• Collection entries:

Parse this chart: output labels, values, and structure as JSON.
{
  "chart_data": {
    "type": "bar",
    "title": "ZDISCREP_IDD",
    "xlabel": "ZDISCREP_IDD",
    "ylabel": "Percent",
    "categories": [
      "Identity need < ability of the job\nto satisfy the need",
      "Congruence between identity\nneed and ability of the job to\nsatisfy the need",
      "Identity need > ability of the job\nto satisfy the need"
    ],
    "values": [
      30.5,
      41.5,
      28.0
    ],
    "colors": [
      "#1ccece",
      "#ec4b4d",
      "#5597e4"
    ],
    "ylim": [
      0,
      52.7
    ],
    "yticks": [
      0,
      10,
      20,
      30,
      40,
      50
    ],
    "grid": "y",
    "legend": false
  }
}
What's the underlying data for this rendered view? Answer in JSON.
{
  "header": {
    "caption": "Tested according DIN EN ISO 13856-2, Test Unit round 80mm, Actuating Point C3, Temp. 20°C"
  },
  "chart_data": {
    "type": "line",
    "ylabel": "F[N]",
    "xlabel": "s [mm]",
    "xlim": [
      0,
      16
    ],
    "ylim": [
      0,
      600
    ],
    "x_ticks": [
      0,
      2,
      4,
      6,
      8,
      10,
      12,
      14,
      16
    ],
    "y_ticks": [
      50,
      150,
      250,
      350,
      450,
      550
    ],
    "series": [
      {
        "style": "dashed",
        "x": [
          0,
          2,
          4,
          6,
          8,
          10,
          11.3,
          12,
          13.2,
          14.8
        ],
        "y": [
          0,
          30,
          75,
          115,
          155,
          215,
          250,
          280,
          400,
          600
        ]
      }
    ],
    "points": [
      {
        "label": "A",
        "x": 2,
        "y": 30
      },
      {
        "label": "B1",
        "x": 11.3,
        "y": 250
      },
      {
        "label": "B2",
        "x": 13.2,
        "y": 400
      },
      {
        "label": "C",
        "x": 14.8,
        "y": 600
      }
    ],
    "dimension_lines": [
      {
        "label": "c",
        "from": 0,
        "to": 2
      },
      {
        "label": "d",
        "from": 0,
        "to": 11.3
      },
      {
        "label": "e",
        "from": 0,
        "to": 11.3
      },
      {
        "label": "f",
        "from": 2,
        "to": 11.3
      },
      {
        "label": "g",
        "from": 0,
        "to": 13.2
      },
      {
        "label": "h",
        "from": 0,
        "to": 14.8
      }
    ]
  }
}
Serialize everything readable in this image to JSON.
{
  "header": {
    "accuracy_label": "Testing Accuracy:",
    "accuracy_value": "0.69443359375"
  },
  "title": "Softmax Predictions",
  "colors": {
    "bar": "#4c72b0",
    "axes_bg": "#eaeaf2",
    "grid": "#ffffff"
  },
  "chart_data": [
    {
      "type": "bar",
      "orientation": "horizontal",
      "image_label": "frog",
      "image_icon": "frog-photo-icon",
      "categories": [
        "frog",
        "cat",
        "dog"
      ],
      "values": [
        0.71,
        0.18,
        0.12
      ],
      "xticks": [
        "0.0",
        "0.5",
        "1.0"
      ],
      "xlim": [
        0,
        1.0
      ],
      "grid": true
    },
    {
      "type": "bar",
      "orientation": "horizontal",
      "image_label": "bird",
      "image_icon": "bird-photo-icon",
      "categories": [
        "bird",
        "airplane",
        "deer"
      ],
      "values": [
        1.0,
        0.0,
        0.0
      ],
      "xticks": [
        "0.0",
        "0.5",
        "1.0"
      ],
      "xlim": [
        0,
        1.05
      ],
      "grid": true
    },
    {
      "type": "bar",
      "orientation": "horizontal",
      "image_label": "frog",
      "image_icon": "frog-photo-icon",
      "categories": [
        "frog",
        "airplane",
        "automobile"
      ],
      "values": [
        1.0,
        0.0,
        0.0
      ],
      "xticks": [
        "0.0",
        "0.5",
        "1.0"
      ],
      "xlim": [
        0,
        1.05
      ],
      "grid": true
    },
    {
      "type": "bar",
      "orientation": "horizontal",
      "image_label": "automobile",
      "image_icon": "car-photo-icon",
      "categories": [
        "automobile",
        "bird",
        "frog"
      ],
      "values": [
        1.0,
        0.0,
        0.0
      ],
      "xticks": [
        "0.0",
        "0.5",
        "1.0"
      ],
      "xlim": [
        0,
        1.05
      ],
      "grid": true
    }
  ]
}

• What the exercise asks: Copy each line of the data exactly, leaving nothing out.

• Task answer:
Parse this chart: output labels, values, and structure as JSON.
{
  "chart_data": {
    "type": "bar",
    "title": "ZDISCREP_IDD",
    "xlabel": "ZDISCREP_IDD",
    "ylabel": "Percent",
    "categories": [
      "Identity need < ability of the job\nto satisfy the need",
      "Congruence between identity\nneed and ability of the job to\nsatisfy the need",
      "Identity need > ability of the job\nto satisfy the need"
    ],
    "values": [
      30.5,
      41.5,
      28.0
    ],
    "colors": [
      "#1ccece",
      "#ec4b4d",
      "#5597e4"
    ],
    "ylim": [
      0,
      52.7
    ],
    "yticks": [
      0,
      10,
      20,
      30,
      40,
      50
    ],
    "grid": "y",
    "legend": false
  }
}
What's the underlying data for this rendered view? Answer in JSON.
{
  "header": {
    "caption": "Tested according DIN EN ISO 13856-2, Test Unit round 80mm, Actuating Point C3, Temp. 20°C"
  },
  "chart_data": {
    "type": "line",
    "ylabel": "F[N]",
    "xlabel": "s [mm]",
    "xlim": [
      0,
      16
    ],
    "ylim": [
      0,
      600
    ],
    "x_ticks": [
      0,
      2,
      4,
      6,
      8,
      10,
      12,
      14,
      16
    ],
    "y_ticks": [
      50,
      150,
      250,
      350,
      450,
      550
    ],
    "series": [
      {
        "style": "dashed",
        "x": [
          0,
          2,
          4,
          6,
          8,
          10,
          11.3,
          12,
          13.2,
          14.8
        ],
        "y": [
          0,
          30,
          75,
          115,
          155,
          215,
          250,
          280,
          400,
          600
        ]
      }
    ],
    "points": [
      {
        "label": "A",
        "x": 2,
        "y": 30
      },
      {
        "label": "B1",
        "x": 11.3,
        "y": 250
      },
      {
        "label": "B2",
        "x": 13.2,
        "y": 400
      },
      {
        "label": "C",
        "x": 14.8,
        "y": 600
      }
    ],
    "dimension_lines": [
      {
        "label": "c",
        "from": 0,
        "to": 2
      },
      {
        "label": "d",
        "from": 0,
        "to": 11.3
      },
      {
        "label": "e",
        "from": 0,
        "to": 11.3
      },
      {
        "label": "f",
        "from": 2,
        "to": 11.3
      },
      {
        "label": "g",
        "from": 0,
        "to": 13.2
      },
      {
        "label": "h",
        "from": 0,
        "to": 14.8
      }
    ]
  }
}
Serialize everything readable in this image to JSON.
{
  "header": {
    "accuracy_label": "Testing Accuracy:",
    "accuracy_value": "0.69443359375"
  },
  "title": "Softmax Predictions",
  "colors": {
    "bar": "#4c72b0",
    "axes_bg": "#eaeaf2",
    "grid": "#ffffff"
  },
  "chart_data": [
    {
      "type": "bar",
      "orientation": "horizontal",
      "image_label": "frog",
      "image_icon": "frog-photo-icon",
      "categories": [
        "frog",
        "cat",
        "dog"
      ],
      "values": [
        0.71,
        0.18,
        0.12
      ],
      "xticks": [
        "0.0",
        "0.5",
        "1.0"
      ],
      "xlim": [
        0,
        1.0
      ],
      "grid": true
    },
    {
      "type": "bar",
      "orientation": "horizontal",
      "image_label": "bird",
      "image_icon": "bird-photo-icon",
      "categories": [
        "bird",
        "airplane",
        "deer"
      ],
      "values": [
        1.0,
        0.0,
        0.0
      ],
      "xticks": [
        "0.0",
        "0.5",
        "1.0"
      ],
      "xlim": [
        0,
        1.05
      ],
      "grid": true
    },
    {
      "type": "bar",
      "orientation": "horizontal",
      "image_label": "frog",
      "image_icon": "frog-photo-icon",
      "categories": [
        "frog",
        "airplane",
        "automobile"
      ],
      "values": [
        1.0,
        0.0,
        0.0
      ],
      "xticks": [
        "0.0",
        "0.5",
        "1.0"
      ],
      "xlim": [
        0,
        1.05
      ],
      "grid": true
    },
    {
      "type": "bar",
      "orientation": "horizontal",
      "image_label": "automobile",
      "image_icon": "car-photo-icon",
      "categories": [
        "automobile",
        "bird",
        "frog"
      ],
      "values": [
        1.0,
        0.0,
        0.0
      ],
      "xticks": [
        "0.0",
        "0.5",
        "1.0"
      ],
      "xlim": [
        0,
        1.05
      ],
      "grid": true
    }
  ]
}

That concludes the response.